══ MATERIAL SHOWN

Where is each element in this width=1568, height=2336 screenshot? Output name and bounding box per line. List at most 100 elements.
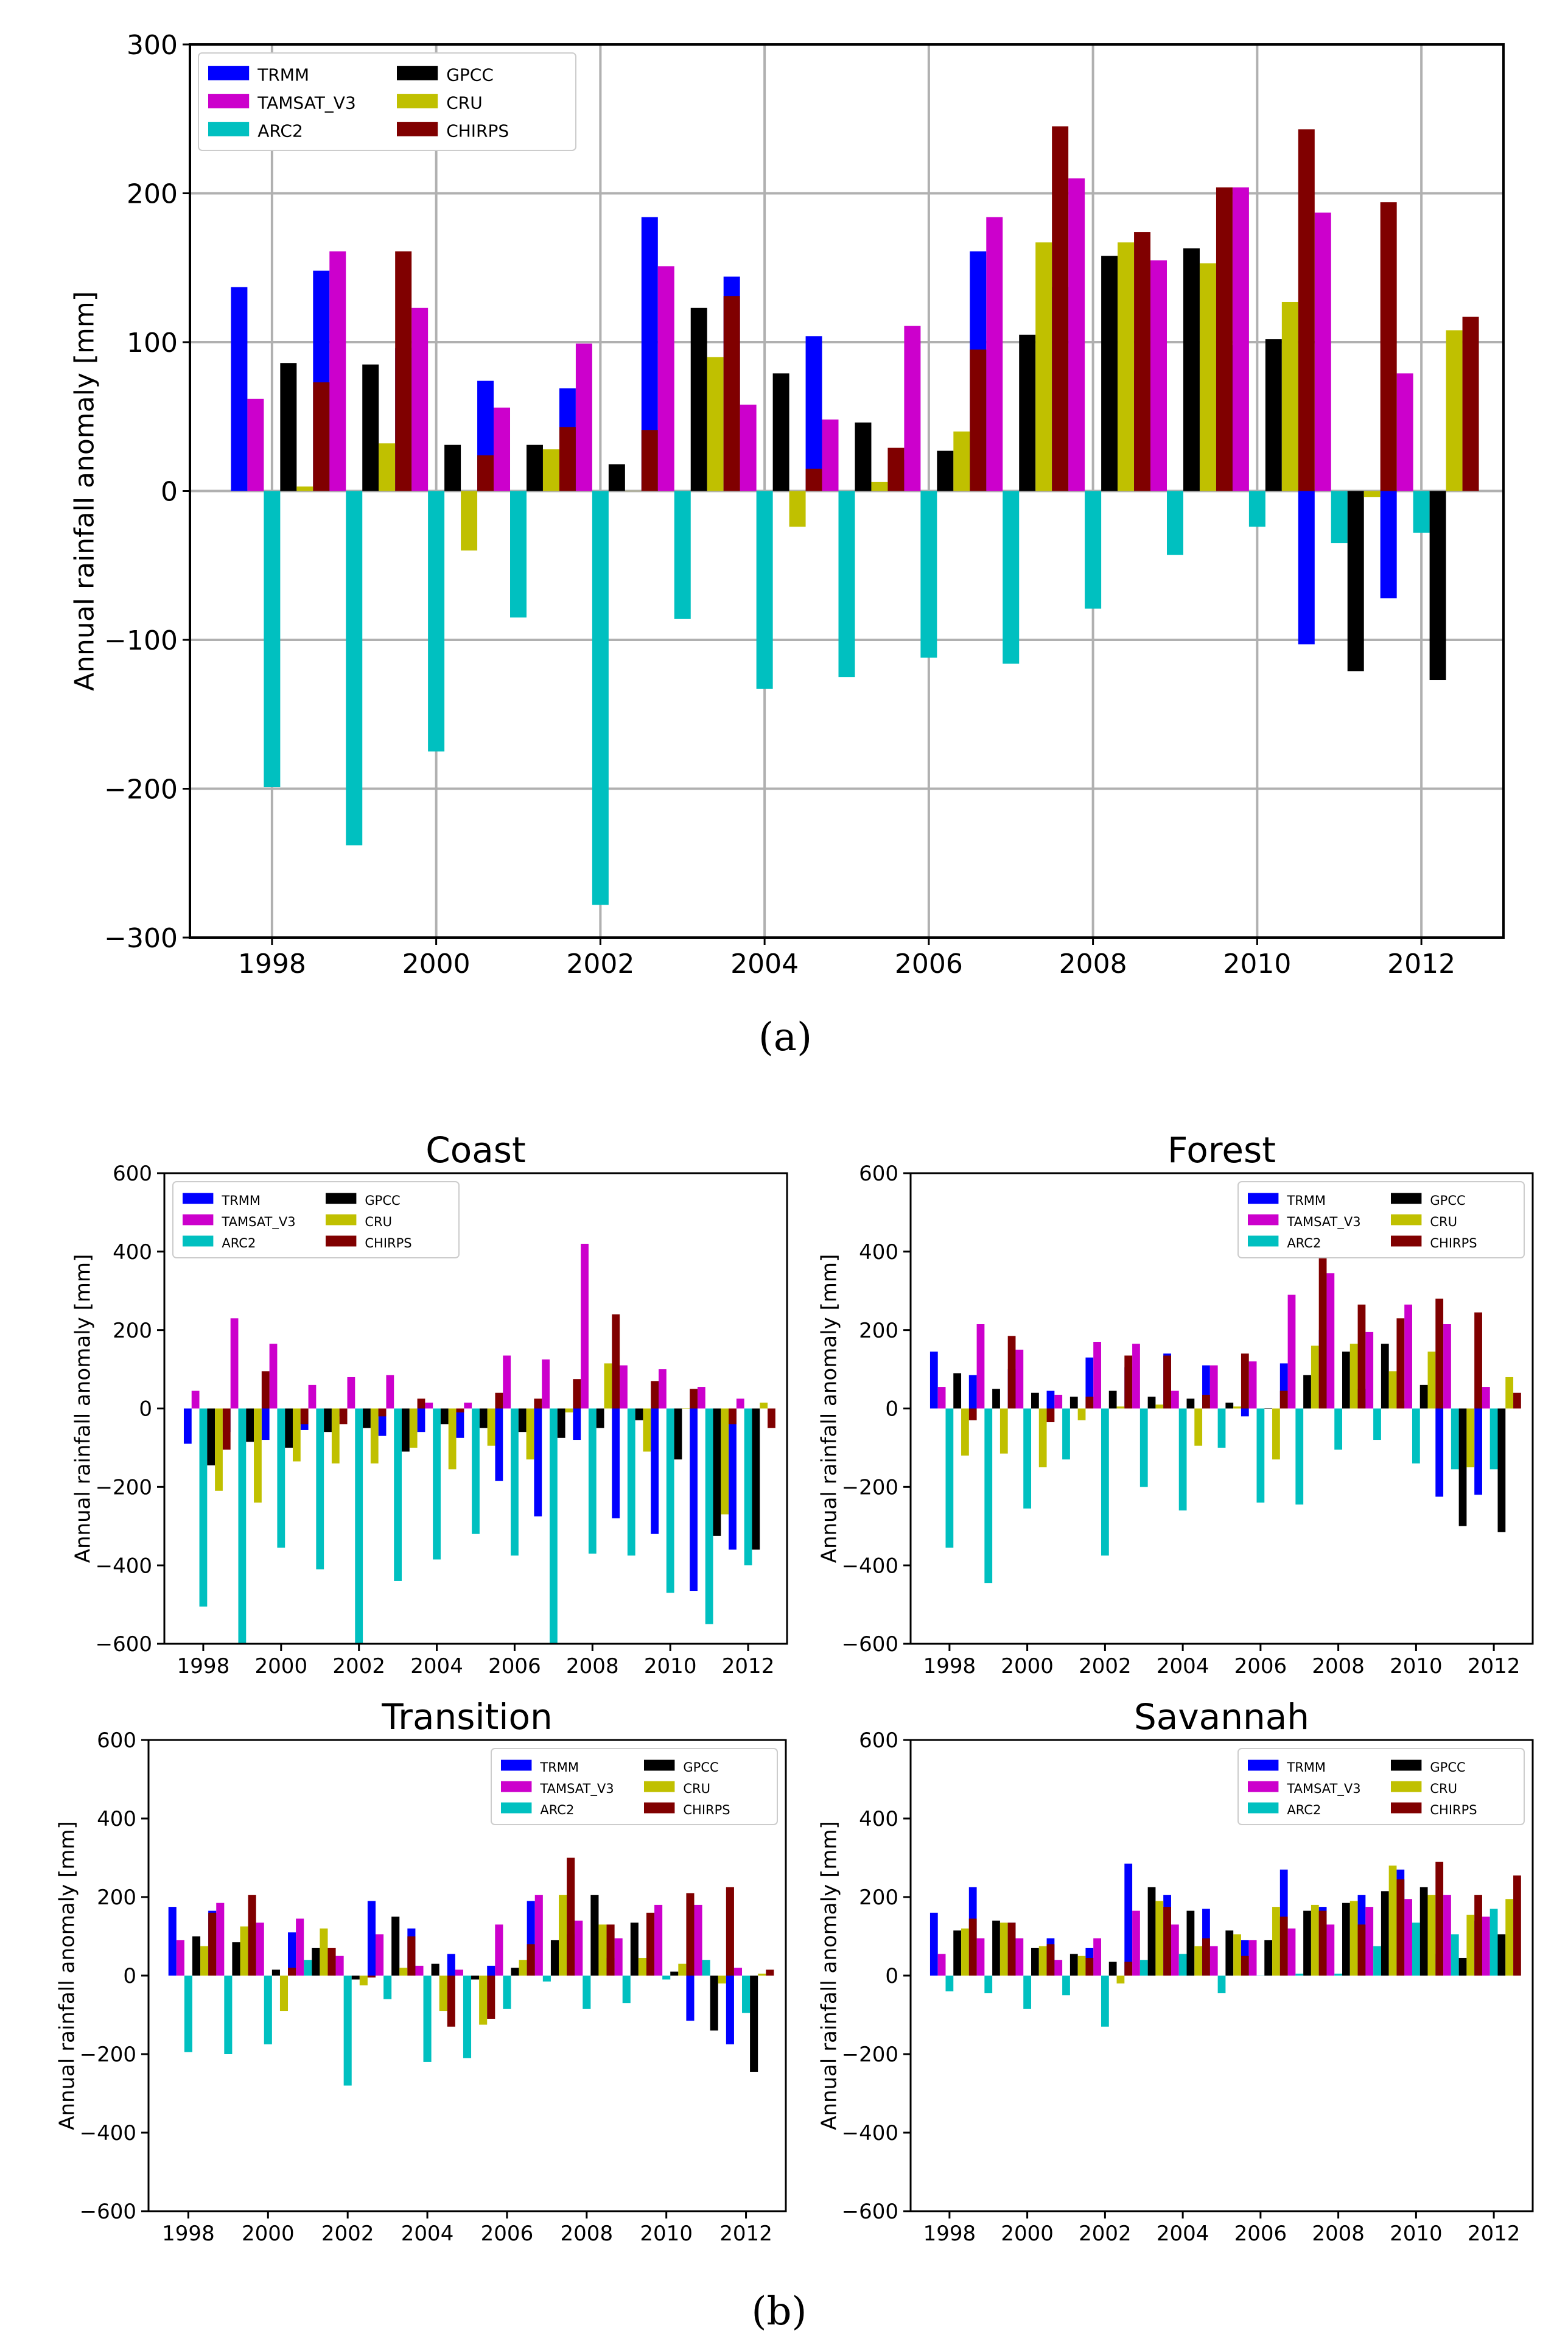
bar-cru-1999 — [999, 1922, 1008, 1976]
x-ticks-forest: 1998 2000 2002 2004 2006 2008 2010 2012 — [923, 1644, 1520, 1678]
bar-gpcc-2008 — [596, 1408, 604, 1428]
chart-forest: −600 −400 −200 0 200 400 600 1998 2000 2002 2004 20… — [817, 1129, 1534, 1678]
y-tick-label: 600 — [859, 1162, 898, 1186]
bar-arc2-2010 — [662, 1976, 671, 1980]
y-axis-label-transition: Annual rainfall anomaly [mm] — [55, 1821, 80, 2130]
legend-swatch-trmm — [1248, 1193, 1279, 1204]
bar-chirps-2008 — [606, 1924, 615, 1976]
bar-tamsat_v3-2000 — [269, 1344, 278, 1409]
bars-forest — [929, 1254, 1521, 1584]
bar-trmm-2011 — [690, 1408, 698, 1591]
bar-gpcc-2009 — [630, 1922, 639, 1976]
x-tick-label: 1998 — [923, 2222, 976, 2246]
bar-gpcc-2012 — [1497, 1934, 1506, 1976]
bar-tamsat_v3-2006 — [904, 326, 921, 491]
chart-savannah: −600 −400 −200 0 200 400 600 1998 2000 2002 2004 20… — [817, 1696, 1534, 2246]
bar-chirps-2006 — [1279, 1917, 1288, 1976]
chart-title-forest: Forest — [1167, 1129, 1276, 1171]
bar-cru-2012 — [1446, 330, 1463, 491]
y-ticks-coast: −600 −400 −200 0 200 400 600 — [96, 1162, 164, 1657]
bar-gpcc-1999 — [246, 1408, 254, 1442]
bar-tamsat_v3-2006 — [495, 1924, 503, 1976]
bar-chirps-1998 — [222, 1408, 231, 1450]
bar-tamsat_v3-2011 — [1314, 212, 1331, 491]
bar-tamsat_v3-2008 — [1326, 1924, 1335, 1976]
bar-gpcc-1998 — [953, 1930, 962, 1976]
legend-label-arc2: ARC2 — [222, 1236, 256, 1250]
y-tick-label: 0 — [161, 476, 178, 507]
bar-trmm-2004 — [417, 1408, 425, 1433]
bar-arc2-2001 — [316, 1408, 324, 1570]
bar-tamsat_v3-2011 — [697, 1387, 705, 1409]
bar-cru-2012 — [758, 1973, 766, 1976]
bar-arc2-2009 — [622, 1976, 631, 2004]
legend-label-cru: CRU — [683, 1781, 710, 1796]
bar-tamsat_v3-2003 — [1132, 1910, 1140, 1976]
bar-arc2-2001 — [1062, 1408, 1070, 1460]
bar-gpcc-2008 — [590, 1895, 599, 1976]
bar-cru-2008 — [604, 1363, 612, 1409]
bar-arc2-2011 — [1451, 1934, 1459, 1976]
bar-tamsat_v3-1999 — [329, 251, 346, 491]
bar-trmm-2006 — [487, 1965, 495, 1976]
bar-arc2-2004 — [423, 1976, 432, 2062]
bar-trmm-2006 — [1241, 1408, 1249, 1417]
legend-label-arc2: ARC2 — [257, 121, 303, 141]
bar-chirps-2005 — [495, 1392, 503, 1409]
bar-cru-2008 — [1118, 242, 1135, 491]
bar-trmm-2001 — [288, 1932, 296, 1976]
legend-forest: TRMM TAMSAT_V3 ARC2 GPCC CRU CHIRPS — [1237, 1181, 1525, 1258]
bar-chirps-2010 — [1298, 129, 1315, 491]
legend-label-arc2: ARC2 — [1287, 1803, 1321, 1817]
bar-cru-2003 — [409, 1408, 418, 1448]
bar-cru-2006 — [519, 1960, 527, 1976]
bar-arc2-2002 — [1101, 1408, 1109, 1556]
bar-gpcc-1998 — [207, 1408, 215, 1465]
y-tick-label: 0 — [885, 1964, 898, 1988]
bar-gpcc-2002 — [351, 1976, 360, 1980]
y-tick-label: 600 — [859, 1728, 898, 1753]
bar-cru-2001 — [1077, 1955, 1086, 1976]
bar-gpcc-2004 — [440, 1408, 449, 1425]
bar-tamsat_v3-2004 — [425, 1402, 433, 1409]
bar-trmm-1998 — [168, 1907, 177, 1976]
bar-tamsat_v3-2003 — [386, 1375, 394, 1409]
legend-swatch-tamsat_v3 — [183, 1214, 214, 1226]
bar-cru-2007 — [565, 1408, 573, 1412]
bar-cru-2006 — [1272, 1907, 1280, 1976]
bar-cru-2006 — [526, 1408, 534, 1460]
bar-arc2-2007 — [542, 1976, 551, 1982]
legend-swatch-chirps — [644, 1802, 675, 1814]
bar-cru-2012 — [1505, 1899, 1514, 1976]
legend-label-tamsat_v3: TAMSAT_V3 — [221, 1215, 295, 1230]
bar-arc2-2001 — [1062, 1976, 1070, 1996]
chart-transition: −600 −400 −200 0 200 400 600 1998 2000 2002 2004 20… — [55, 1696, 787, 2246]
legend-box — [1237, 1748, 1525, 1825]
bar-cru-2010 — [1281, 301, 1298, 491]
legend-swatch-cru — [326, 1214, 357, 1226]
legend-label-gpcc: GPCC — [1430, 1760, 1465, 1775]
legend-swatch-chirps — [397, 122, 438, 136]
bar-chirps-2005 — [887, 447, 905, 491]
y-tick-label: 400 — [859, 1807, 898, 1831]
bar-cru-2010 — [1427, 1352, 1436, 1409]
bar-gpcc-2005 — [855, 423, 872, 491]
legend-swatch-chirps — [1391, 1235, 1422, 1247]
panel-label-a: (a) — [758, 1015, 812, 1060]
bar-arc2-2008 — [588, 1408, 597, 1554]
bar-gpcc-2004 — [1186, 1398, 1195, 1409]
x-tick-label: 2006 — [895, 949, 963, 980]
x-tick-label: 2008 — [561, 2222, 614, 2246]
bar-arc2-2004 — [1178, 1954, 1187, 1976]
bar-chirps-2007 — [567, 1857, 575, 1976]
bar-chirps-2002 — [367, 1976, 376, 1978]
bar-arc2-2002 — [1101, 1976, 1109, 2027]
bar-gpcc-2011 — [713, 1408, 721, 1536]
bar-chirps-2011 — [1380, 202, 1397, 491]
bar-chirps-2001 — [1085, 1397, 1094, 1409]
y-tick-label: −200 — [104, 774, 178, 805]
y-tick-label: −600 — [842, 2200, 898, 2224]
bar-trmm-1998 — [929, 1912, 938, 1976]
bar-chirps-1998 — [968, 1408, 977, 1420]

════

> _AIM OF THE EXERCISE_
Write out every row above word for word, from first to last, and omit the pictures.

> _IN RESPONSE_
Where is each element in this width=1568, height=2336 screenshot? Output name and bounding box per line. List at most 100 elements.
bar-cru-1999 — [999, 1922, 1008, 1976]
x-ticks-forest: 1998 2000 2002 2004 2006 2008 2010 2012 — [923, 1644, 1520, 1678]
bar-gpcc-2008 — [596, 1408, 604, 1428]
chart-forest: −600 −400 −200 0 200 400 600 1998 2000 2002 2004 20… — [817, 1129, 1534, 1678]
y-tick-label: 600 — [859, 1162, 898, 1186]
bar-arc2-2010 — [662, 1976, 671, 1980]
y-axis-label-transition: Annual rainfall anomaly [mm] — [55, 1821, 80, 2130]
legend-swatch-trmm — [1248, 1193, 1279, 1204]
bar-chirps-2008 — [606, 1924, 615, 1976]
bar-tamsat_v3-2000 — [269, 1344, 278, 1409]
bars-forest — [929, 1254, 1521, 1584]
bar-trmm-2011 — [690, 1408, 698, 1591]
bar-gpcc-2009 — [630, 1922, 639, 1976]
x-tick-label: 1998 — [923, 2222, 976, 2246]
bar-gpcc-2012 — [1497, 1934, 1506, 1976]
bar-tamsat_v3-2006 — [904, 326, 921, 491]
chart-savannah: −600 −400 −200 0 200 400 600 1998 2000 2002 2004 20… — [817, 1696, 1534, 2246]
bar-chirps-2006 — [1279, 1917, 1288, 1976]
chart-title-forest: Forest — [1167, 1129, 1276, 1171]
bar-cru-2012 — [1446, 330, 1463, 491]
y-ticks-coast: −600 −400 −200 0 200 400 600 — [96, 1162, 164, 1657]
bar-gpcc-1999 — [246, 1408, 254, 1442]
bar-tamsat_v3-2006 — [495, 1924, 503, 1976]
bar-chirps-1998 — [222, 1408, 231, 1450]
bar-tamsat_v3-2011 — [1314, 212, 1331, 491]
bar-tamsat_v3-2008 — [1326, 1924, 1335, 1976]
bar-gpcc-1998 — [953, 1930, 962, 1976]
legend-label-arc2: ARC2 — [222, 1236, 256, 1250]
y-tick-label: 0 — [161, 476, 178, 507]
bar-trmm-2004 — [417, 1408, 425, 1433]
bar-arc2-2001 — [316, 1408, 324, 1570]
bar-tamsat_v3-2011 — [697, 1387, 705, 1409]
bar-cru-2012 — [758, 1973, 766, 1976]
bar-arc2-2009 — [622, 1976, 631, 2004]
legend-label-cru: CRU — [683, 1781, 710, 1796]
bar-tamsat_v3-2003 — [1132, 1910, 1140, 1976]
bar-arc2-2001 — [1062, 1408, 1070, 1460]
bar-gpcc-2008 — [590, 1895, 599, 1976]
bar-cru-2008 — [604, 1363, 612, 1409]
bar-arc2-2011 — [1451, 1934, 1459, 1976]
bar-tamsat_v3-1999 — [329, 251, 346, 491]
bar-trmm-2006 — [487, 1965, 495, 1976]
bar-arc2-2004 — [423, 1976, 432, 2062]
bar-trmm-2006 — [1241, 1408, 1249, 1417]
legend-label-arc2: ARC2 — [257, 121, 303, 141]
bar-chirps-2005 — [495, 1392, 503, 1409]
bar-cru-2008 — [1118, 242, 1135, 491]
bar-trmm-2001 — [288, 1932, 296, 1976]
legend-forest: TRMM TAMSAT_V3 ARC2 GPCC CRU CHIRPS — [1237, 1181, 1525, 1258]
bar-chirps-2010 — [1298, 129, 1315, 491]
legend-label-arc2: ARC2 — [1287, 1803, 1321, 1817]
bar-cru-2003 — [409, 1408, 418, 1448]
bar-cru-2006 — [519, 1960, 527, 1976]
bar-arc2-2002 — [1101, 1408, 1109, 1556]
bar-gpcc-1998 — [207, 1408, 215, 1465]
y-tick-label: 0 — [885, 1964, 898, 1988]
bar-gpcc-2002 — [351, 1976, 360, 1980]
y-tick-label: 600 — [859, 1728, 898, 1753]
bar-cru-2001 — [1077, 1955, 1086, 1976]
bar-gpcc-2004 — [440, 1408, 449, 1425]
bar-tamsat_v3-2004 — [425, 1402, 433, 1409]
bar-trmm-1998 — [168, 1907, 177, 1976]
bar-tamsat_v3-2003 — [386, 1375, 394, 1409]
legend-swatch-tamsat_v3 — [183, 1214, 214, 1226]
bar-cru-2007 — [565, 1408, 573, 1412]
bar-cru-2006 — [1272, 1907, 1280, 1976]
bar-cru-2006 — [526, 1408, 534, 1460]
bar-arc2-2007 — [542, 1976, 551, 1982]
legend-swatch-chirps — [644, 1802, 675, 1814]
bar-cru-2012 — [1505, 1899, 1514, 1976]
legend-label-tamsat_v3: TAMSAT_V3 — [221, 1215, 295, 1230]
bar-arc2-2001 — [1062, 1976, 1070, 1996]
chart-transition: −600 −400 −200 0 200 400 600 1998 2000 2002 2004 20… — [55, 1696, 787, 2246]
legend-box — [1237, 1748, 1525, 1825]
bar-cru-2010 — [1281, 301, 1298, 491]
legend-swatch-cru — [326, 1214, 357, 1226]
legend-label-gpcc: GPCC — [1430, 1760, 1465, 1775]
legend-swatch-chirps — [397, 122, 438, 136]
bar-chirps-2005 — [887, 447, 905, 491]
y-tick-label: 400 — [859, 1807, 898, 1831]
bar-cru-2010 — [1427, 1352, 1436, 1409]
bar-gpcc-2005 — [855, 423, 872, 491]
legend-swatch-chirps — [1391, 1235, 1422, 1247]
panel-label-a: (a) — [758, 1015, 812, 1060]
bar-arc2-2008 — [588, 1408, 597, 1554]
bar-gpcc-2004 — [1186, 1398, 1195, 1409]
x-tick-label: 2006 — [895, 949, 963, 980]
x-tick-label: 2008 — [561, 2222, 614, 2246]
bar-arc2-2004 — [1178, 1954, 1187, 1976]
bar-chirps-2007 — [567, 1857, 575, 1976]
bar-chirps-2002 — [367, 1976, 376, 1978]
bar-arc2-2002 — [1101, 1976, 1109, 2027]
bar-gpcc-2011 — [713, 1408, 721, 1536]
bar-chirps-2011 — [1380, 202, 1397, 491]
bar-chirps-2001 — [1085, 1397, 1094, 1409]
y-tick-label: −200 — [104, 774, 178, 805]
y-tick-label: −600 — [842, 2200, 898, 2224]
bar-trmm-1998 — [929, 1912, 938, 1976]
bar-chirps-1998 — [968, 1408, 977, 1420]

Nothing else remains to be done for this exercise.